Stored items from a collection
((

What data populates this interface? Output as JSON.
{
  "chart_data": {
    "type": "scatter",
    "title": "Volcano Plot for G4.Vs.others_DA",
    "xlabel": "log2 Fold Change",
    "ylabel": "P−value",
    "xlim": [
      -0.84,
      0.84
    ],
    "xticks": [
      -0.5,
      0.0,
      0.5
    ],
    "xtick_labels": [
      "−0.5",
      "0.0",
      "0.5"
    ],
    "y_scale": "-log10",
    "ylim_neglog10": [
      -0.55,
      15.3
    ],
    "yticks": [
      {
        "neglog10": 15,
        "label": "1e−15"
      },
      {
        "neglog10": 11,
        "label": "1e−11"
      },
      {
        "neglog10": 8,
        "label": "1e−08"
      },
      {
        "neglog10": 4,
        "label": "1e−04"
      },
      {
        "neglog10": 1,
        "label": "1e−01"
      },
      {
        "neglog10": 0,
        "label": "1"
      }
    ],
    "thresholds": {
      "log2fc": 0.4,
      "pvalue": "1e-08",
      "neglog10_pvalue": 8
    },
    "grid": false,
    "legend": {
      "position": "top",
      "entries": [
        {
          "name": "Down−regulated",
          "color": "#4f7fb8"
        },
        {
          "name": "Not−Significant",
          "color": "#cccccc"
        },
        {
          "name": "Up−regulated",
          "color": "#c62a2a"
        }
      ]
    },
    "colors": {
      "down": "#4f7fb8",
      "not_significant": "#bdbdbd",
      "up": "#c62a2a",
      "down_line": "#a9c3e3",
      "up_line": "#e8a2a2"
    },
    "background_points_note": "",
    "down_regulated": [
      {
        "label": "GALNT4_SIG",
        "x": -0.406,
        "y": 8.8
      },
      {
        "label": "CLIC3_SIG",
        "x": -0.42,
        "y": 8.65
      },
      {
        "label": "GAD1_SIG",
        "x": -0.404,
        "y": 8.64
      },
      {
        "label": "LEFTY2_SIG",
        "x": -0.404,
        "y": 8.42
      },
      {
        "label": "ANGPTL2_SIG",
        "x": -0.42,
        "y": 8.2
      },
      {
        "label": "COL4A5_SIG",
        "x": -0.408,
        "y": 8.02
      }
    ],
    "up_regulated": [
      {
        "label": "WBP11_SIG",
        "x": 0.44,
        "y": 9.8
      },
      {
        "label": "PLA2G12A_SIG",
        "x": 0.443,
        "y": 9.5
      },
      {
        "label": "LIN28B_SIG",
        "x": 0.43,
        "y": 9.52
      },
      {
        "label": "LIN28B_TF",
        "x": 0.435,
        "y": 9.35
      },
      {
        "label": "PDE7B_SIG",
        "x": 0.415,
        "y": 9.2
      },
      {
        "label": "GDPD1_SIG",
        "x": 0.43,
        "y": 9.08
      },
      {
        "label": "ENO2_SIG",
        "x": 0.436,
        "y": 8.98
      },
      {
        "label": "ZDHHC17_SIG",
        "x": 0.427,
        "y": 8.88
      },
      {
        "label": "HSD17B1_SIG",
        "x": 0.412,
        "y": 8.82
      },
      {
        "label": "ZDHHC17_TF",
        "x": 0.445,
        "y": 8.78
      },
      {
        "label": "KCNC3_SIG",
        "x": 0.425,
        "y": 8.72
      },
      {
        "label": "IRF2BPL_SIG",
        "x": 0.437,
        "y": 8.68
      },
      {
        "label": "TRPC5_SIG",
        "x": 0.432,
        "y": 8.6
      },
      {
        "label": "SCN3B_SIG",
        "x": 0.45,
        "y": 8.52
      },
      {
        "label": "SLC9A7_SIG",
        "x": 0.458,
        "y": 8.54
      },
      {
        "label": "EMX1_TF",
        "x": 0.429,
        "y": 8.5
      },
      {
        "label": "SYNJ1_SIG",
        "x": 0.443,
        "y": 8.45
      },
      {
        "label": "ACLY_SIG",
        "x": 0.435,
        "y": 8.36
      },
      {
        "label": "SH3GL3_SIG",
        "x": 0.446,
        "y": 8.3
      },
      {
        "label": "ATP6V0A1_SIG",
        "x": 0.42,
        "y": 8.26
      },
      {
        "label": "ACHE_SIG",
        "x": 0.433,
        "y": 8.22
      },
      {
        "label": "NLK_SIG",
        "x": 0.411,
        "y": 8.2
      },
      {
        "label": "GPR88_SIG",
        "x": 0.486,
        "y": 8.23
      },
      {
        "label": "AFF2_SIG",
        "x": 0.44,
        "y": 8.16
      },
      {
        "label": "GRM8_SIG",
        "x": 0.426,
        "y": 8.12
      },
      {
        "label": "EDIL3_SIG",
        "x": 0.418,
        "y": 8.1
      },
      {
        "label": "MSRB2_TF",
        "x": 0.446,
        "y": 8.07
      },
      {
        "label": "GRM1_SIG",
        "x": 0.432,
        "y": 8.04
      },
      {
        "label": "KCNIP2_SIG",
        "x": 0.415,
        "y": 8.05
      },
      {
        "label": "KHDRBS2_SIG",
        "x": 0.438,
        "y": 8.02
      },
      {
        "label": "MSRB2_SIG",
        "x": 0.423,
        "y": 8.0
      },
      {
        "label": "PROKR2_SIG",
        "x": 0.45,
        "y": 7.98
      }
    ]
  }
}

))

THE REQUEST
Each line that holds the string "name" counts once; give the total and nothing else.

ANSWER TO THIS EXERCISE
3